**Written task**
Exact repetition of every entry is required.

------------

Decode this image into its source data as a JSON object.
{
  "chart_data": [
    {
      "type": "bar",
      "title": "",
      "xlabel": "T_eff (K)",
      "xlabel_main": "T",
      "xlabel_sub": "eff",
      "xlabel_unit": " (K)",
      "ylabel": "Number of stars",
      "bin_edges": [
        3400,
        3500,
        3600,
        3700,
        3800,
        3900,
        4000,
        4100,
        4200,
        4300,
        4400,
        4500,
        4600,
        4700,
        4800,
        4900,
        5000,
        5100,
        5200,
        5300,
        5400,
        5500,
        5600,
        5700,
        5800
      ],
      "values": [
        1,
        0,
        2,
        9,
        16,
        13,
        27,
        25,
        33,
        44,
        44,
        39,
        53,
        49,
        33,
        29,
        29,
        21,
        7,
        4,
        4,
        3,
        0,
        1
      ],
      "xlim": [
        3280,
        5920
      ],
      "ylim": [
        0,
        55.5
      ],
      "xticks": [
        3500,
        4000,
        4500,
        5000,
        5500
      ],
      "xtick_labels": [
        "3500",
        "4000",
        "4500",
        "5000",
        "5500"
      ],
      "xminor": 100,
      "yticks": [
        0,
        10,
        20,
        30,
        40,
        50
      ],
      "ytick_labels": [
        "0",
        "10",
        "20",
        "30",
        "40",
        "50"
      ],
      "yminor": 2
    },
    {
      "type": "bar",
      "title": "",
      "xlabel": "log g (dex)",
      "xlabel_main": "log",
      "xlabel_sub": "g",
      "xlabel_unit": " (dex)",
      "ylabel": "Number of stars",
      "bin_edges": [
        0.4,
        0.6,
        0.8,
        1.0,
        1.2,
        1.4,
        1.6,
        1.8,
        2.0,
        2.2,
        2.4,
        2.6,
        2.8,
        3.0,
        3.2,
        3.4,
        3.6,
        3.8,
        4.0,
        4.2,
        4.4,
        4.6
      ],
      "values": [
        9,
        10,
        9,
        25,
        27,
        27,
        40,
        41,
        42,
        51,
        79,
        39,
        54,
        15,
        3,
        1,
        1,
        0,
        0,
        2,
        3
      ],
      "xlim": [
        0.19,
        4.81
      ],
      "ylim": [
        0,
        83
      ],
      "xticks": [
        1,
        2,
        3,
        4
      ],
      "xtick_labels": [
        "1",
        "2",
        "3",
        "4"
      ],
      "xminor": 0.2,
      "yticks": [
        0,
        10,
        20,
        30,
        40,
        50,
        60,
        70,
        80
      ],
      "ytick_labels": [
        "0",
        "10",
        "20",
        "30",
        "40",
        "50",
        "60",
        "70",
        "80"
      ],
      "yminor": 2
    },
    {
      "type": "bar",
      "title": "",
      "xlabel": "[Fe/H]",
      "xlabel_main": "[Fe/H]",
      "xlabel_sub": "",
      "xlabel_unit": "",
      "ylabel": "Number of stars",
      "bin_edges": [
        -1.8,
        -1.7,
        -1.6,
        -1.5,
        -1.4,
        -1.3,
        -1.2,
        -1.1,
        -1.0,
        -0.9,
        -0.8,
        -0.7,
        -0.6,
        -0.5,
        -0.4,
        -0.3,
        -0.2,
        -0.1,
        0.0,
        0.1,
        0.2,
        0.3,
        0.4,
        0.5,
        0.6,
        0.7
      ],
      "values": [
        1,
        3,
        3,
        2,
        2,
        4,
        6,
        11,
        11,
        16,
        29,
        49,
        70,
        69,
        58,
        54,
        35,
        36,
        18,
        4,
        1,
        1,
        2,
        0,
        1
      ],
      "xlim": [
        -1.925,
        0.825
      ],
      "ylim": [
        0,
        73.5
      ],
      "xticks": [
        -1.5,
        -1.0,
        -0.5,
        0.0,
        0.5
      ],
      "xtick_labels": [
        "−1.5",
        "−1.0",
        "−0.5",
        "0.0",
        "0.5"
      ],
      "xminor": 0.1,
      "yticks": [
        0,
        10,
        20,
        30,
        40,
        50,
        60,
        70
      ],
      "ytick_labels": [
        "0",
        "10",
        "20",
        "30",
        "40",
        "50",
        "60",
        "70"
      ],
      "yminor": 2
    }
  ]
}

------------

**Exercise output**
Decode this image into its source data as a JSON object.
{
  "chart_data": [
    {
      "type": "bar",
      "title": "",
      "xlabel": "T_eff (K)",
      "xlabel_main": "T",
      "xlabel_sub": "eff",
      "xlabel_unit": " (K)",
      "ylabel": "Number of stars",
      "bin_edges": [
        3400,
        3500,
        3600,
        3700,
        3800,
        3900,
        4000,
        4100,
        4200,
        4300,
        4400,
        4500,
        4600,
        4700,
        4800,
        4900,
        5000,
        5100,
        5200,
        5300,
        5400,
        5500,
        5600,
        5700,
        5800
      ],
      "values": [
        1,
        0,
        2,
        9,
        16,
        13,
        27,
        25,
        33,
        44,
        44,
        39,
        53,
        49,
        33,
        29,
        29,
        21,
        7,
        4,
        4,
        3,
        0,
        1
      ],
      "xlim": [
        3280,
        5920
      ],
      "ylim": [
        0,
        55.5
      ],
      "xticks": [
        3500,
        4000,
        4500,
        5000,
        5500
      ],
      "xtick_labels": [
        "3500",
        "4000",
        "4500",
        "5000",
        "5500"
      ],
      "xminor": 100,
      "yticks": [
        0,
        10,
        20,
        30,
        40,
        50
      ],
      "ytick_labels": [
        "0",
        "10",
        "20",
        "30",
        "40",
        "50"
      ],
      "yminor": 2
    },
    {
      "type": "bar",
      "title": "",
      "xlabel": "log g (dex)",
      "xlabel_main": "log",
      "xlabel_sub": "g",
      "xlabel_unit": " (dex)",
      "ylabel": "Number of stars",
      "bin_edges": [
        0.4,
        0.6,
        0.8,
        1.0,
        1.2,
        1.4,
        1.6,
        1.8,
        2.0,
        2.2,
        2.4,
        2.6,
        2.8,
        3.0,
        3.2,
        3.4,
        3.6,
        3.8,
        4.0,
        4.2,
        4.4,
        4.6
      ],
      "values": [
        9,
        10,
        9,
        25,
        27,
        27,
        40,
        41,
        42,
        51,
        79,
        39,
        54,
        15,
        3,
        1,
        1,
        0,
        0,
        2,
        3
      ],
      "xlim": [
        0.19,
        4.81
      ],
      "ylim": [
        0,
        83
      ],
      "xticks": [
        1,
        2,
        3,
        4
      ],
      "xtick_labels": [
        "1",
        "2",
        "3",
        "4"
      ],
      "xminor": 0.2,
      "yticks": [
        0,
        10,
        20,
        30,
        40,
        50,
        60,
        70,
        80
      ],
      "ytick_labels": [
        "0",
        "10",
        "20",
        "30",
        "40",
        "50",
        "60",
        "70",
        "80"
      ],
      "yminor": 2
    },
    {
      "type": "bar",
      "title": "",
      "xlabel": "[Fe/H]",
      "xlabel_main": "[Fe/H]",
      "xlabel_sub": "",
      "xlabel_unit": "",
      "ylabel": "Number of stars",
      "bin_edges": [
        -1.8,
        -1.7,
        -1.6,
        -1.5,
        -1.4,
        -1.3,
        -1.2,
        -1.1,
        -1.0,
        -0.9,
        -0.8,
        -0.7,
        -0.6,
        -0.5,
        -0.4,
        -0.3,
        -0.2,
        -0.1,
        0.0,
        0.1,
        0.2,
        0.3,
        0.4,
        0.5,
        0.6,
        0.7
      ],
      "values": [
        1,
        3,
        3,
        2,
        2,
        4,
        6,
        11,
        11,
        16,
        29,
        49,
        70,
        69,
        58,
        54,
        35,
        36,
        18,
        4,
        1,
        1,
        2,
        0,
        1
      ],
      "xlim": [
        -1.925,
        0.825
      ],
      "ylim": [
        0,
        73.5
      ],
      "xticks": [
        -1.5,
        -1.0,
        -0.5,
        0.0,
        0.5
      ],
      "xtick_labels": [
        "−1.5",
        "−1.0",
        "−0.5",
        "0.0",
        "0.5"
      ],
      "xminor": 0.1,
      "yticks": [
        0,
        10,
        20,
        30,
        40,
        50,
        60,
        70
      ],
      "ytick_labels": [
        "0",
        "10",
        "20",
        "30",
        "40",
        "50",
        "60",
        "70"
      ],
      "yminor": 2
    }
  ]
}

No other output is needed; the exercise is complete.